• Problem requirements
Copy out all lines that hold "MODIS".

• Input rows
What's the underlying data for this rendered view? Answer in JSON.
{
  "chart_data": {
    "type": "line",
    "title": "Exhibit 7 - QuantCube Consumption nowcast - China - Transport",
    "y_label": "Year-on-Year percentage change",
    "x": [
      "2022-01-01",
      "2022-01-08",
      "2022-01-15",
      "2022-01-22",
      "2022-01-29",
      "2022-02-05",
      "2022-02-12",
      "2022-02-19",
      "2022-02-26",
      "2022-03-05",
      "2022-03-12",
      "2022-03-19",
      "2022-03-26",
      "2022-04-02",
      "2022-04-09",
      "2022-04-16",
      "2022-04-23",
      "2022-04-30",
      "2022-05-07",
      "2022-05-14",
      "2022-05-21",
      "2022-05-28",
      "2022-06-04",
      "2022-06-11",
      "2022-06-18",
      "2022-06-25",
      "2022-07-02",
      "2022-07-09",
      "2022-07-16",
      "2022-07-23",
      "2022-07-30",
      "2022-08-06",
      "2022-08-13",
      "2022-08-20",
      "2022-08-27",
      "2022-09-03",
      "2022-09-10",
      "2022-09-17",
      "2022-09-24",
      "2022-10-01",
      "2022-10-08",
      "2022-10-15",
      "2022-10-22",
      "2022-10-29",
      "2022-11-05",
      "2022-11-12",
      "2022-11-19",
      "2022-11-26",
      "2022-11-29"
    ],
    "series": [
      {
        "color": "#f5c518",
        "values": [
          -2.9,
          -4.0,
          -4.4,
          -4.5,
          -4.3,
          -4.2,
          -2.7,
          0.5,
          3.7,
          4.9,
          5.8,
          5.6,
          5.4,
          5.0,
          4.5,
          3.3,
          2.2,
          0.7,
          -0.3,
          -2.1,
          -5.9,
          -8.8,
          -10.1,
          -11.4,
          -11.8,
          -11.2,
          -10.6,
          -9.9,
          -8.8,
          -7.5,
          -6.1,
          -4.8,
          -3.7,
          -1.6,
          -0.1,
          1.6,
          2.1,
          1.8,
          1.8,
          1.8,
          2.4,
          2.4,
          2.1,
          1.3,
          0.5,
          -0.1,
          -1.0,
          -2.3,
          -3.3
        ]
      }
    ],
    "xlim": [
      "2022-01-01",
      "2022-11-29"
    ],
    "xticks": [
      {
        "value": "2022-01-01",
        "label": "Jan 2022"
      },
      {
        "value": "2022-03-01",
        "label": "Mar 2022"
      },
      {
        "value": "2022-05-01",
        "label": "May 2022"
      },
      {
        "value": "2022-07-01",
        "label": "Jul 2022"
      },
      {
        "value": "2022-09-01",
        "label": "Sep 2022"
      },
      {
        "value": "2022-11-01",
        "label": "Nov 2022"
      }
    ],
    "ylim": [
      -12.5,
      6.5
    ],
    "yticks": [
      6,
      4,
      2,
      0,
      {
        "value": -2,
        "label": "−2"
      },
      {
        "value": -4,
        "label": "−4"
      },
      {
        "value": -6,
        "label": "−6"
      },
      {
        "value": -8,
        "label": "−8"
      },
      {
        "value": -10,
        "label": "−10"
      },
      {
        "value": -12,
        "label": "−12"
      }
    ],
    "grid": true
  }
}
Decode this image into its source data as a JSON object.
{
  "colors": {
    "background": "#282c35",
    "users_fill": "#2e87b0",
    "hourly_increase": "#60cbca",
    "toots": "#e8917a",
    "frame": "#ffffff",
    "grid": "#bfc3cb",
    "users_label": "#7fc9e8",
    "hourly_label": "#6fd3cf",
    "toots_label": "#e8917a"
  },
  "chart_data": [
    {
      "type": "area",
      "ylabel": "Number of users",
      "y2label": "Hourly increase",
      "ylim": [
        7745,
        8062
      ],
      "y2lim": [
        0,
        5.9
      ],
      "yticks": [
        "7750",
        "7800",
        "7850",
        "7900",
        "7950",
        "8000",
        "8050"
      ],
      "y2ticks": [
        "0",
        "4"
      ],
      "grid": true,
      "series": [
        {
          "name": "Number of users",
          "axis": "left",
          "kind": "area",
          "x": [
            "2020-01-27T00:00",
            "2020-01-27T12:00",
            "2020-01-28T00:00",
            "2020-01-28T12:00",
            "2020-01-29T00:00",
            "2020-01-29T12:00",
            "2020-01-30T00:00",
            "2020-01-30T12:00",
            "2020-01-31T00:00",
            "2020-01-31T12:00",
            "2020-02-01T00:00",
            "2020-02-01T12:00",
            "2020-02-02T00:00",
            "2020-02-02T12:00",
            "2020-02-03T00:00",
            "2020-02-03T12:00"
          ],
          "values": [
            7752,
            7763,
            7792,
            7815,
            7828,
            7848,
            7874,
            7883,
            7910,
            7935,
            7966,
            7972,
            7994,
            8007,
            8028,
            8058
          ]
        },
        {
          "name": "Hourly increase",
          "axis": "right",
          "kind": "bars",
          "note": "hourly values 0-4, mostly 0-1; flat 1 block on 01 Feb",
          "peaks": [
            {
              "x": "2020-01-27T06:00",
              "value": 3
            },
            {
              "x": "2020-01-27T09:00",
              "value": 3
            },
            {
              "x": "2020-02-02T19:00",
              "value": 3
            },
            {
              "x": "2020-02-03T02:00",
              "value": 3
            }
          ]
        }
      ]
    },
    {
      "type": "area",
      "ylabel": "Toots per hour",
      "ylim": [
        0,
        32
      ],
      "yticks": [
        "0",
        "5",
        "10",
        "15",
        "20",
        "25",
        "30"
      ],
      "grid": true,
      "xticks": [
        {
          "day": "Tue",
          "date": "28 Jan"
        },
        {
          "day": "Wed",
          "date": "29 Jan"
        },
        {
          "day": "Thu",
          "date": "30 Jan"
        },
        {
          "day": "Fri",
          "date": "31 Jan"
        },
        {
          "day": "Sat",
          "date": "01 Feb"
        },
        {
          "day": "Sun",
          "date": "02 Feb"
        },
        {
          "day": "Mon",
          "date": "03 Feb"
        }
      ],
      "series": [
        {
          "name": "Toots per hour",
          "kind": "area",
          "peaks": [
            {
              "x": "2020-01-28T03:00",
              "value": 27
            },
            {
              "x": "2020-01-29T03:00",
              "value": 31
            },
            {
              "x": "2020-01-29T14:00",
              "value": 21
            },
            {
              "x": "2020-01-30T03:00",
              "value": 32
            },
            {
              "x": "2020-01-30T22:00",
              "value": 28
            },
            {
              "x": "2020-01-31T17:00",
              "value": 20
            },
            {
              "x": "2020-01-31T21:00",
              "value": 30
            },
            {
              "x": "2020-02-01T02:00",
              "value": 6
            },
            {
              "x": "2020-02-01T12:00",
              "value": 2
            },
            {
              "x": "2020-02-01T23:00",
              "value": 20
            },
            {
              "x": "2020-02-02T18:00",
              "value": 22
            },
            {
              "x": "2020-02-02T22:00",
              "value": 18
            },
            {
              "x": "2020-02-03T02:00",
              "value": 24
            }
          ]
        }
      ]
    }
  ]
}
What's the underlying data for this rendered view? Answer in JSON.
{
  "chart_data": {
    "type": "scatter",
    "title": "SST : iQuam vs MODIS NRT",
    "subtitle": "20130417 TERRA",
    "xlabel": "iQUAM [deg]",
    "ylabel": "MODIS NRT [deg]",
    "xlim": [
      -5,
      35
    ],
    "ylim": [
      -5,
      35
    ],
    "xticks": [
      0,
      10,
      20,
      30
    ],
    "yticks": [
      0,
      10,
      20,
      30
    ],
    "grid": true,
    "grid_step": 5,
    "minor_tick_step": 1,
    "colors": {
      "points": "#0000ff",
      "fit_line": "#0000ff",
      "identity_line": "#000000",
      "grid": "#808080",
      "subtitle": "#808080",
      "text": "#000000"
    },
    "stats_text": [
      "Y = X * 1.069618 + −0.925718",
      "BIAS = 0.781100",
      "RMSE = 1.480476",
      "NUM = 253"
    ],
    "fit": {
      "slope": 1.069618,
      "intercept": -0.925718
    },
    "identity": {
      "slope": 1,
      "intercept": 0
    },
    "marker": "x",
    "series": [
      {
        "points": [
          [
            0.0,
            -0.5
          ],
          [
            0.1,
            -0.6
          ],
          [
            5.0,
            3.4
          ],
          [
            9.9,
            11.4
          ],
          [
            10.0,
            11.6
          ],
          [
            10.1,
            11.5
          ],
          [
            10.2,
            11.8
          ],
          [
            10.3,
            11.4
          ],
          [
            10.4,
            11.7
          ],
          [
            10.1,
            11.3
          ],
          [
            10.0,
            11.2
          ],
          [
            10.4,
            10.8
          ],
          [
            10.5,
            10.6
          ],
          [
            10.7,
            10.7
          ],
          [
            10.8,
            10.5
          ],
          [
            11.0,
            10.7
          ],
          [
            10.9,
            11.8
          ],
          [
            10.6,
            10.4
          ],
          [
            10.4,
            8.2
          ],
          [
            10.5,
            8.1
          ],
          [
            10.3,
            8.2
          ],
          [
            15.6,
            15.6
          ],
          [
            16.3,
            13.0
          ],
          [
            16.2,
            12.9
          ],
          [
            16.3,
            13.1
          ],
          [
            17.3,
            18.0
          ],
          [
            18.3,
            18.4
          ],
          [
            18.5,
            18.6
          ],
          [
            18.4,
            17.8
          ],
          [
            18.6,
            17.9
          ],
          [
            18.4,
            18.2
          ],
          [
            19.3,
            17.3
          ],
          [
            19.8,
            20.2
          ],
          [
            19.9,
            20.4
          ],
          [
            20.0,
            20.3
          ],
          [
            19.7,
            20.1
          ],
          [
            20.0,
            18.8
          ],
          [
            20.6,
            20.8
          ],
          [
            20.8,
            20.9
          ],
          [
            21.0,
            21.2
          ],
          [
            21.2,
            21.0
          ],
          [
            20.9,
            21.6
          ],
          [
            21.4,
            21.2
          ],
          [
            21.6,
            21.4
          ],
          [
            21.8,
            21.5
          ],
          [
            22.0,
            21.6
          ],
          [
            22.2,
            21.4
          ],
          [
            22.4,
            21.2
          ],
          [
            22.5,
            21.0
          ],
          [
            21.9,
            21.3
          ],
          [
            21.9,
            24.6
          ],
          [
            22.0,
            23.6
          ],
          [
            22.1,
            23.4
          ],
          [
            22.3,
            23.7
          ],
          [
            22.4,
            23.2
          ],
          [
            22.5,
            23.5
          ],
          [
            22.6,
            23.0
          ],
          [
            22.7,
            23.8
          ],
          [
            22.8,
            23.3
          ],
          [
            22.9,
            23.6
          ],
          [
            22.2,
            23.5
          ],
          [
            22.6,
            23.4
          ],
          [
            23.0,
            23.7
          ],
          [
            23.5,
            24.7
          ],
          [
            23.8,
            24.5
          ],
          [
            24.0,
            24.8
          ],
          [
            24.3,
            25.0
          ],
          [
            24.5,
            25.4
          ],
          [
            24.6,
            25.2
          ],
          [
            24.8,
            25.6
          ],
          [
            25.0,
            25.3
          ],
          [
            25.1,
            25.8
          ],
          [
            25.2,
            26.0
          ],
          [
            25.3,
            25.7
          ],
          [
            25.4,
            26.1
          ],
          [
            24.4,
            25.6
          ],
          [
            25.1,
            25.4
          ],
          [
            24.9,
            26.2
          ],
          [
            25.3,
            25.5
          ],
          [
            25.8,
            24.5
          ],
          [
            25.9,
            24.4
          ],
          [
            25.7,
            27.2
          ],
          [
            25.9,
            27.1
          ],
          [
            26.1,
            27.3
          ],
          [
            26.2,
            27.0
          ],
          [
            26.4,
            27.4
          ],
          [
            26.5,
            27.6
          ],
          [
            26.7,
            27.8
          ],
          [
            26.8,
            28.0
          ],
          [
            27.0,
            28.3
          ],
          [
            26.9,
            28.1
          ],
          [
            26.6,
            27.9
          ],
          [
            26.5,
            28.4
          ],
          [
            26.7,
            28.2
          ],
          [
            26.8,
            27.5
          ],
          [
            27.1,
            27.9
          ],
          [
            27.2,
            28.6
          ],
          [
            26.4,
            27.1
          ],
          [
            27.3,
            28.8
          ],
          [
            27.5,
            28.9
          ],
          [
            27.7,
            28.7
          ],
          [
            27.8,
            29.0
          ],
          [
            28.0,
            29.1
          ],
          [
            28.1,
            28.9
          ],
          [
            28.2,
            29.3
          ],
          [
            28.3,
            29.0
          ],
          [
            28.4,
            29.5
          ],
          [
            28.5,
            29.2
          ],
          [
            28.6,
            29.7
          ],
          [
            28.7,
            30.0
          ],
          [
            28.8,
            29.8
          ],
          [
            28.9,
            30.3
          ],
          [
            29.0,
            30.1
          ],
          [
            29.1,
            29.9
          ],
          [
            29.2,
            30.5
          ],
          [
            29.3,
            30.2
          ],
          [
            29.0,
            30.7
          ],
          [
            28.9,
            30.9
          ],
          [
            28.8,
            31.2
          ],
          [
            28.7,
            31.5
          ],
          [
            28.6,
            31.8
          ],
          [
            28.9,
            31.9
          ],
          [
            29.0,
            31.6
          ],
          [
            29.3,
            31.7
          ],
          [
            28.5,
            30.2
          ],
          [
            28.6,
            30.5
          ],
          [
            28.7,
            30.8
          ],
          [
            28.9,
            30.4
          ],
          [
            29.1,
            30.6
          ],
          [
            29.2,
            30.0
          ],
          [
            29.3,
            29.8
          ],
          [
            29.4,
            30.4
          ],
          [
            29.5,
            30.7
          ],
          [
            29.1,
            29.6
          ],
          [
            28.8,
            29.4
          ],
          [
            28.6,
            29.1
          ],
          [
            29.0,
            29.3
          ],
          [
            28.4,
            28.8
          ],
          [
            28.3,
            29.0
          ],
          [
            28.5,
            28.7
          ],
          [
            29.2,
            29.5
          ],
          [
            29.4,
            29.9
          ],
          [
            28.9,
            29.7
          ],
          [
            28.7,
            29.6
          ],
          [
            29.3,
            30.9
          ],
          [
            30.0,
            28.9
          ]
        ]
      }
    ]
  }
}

• Written answer
    "title": "SST : iQuam vs MODIS NRT",
    "ylabel": "MODIS NRT [deg]",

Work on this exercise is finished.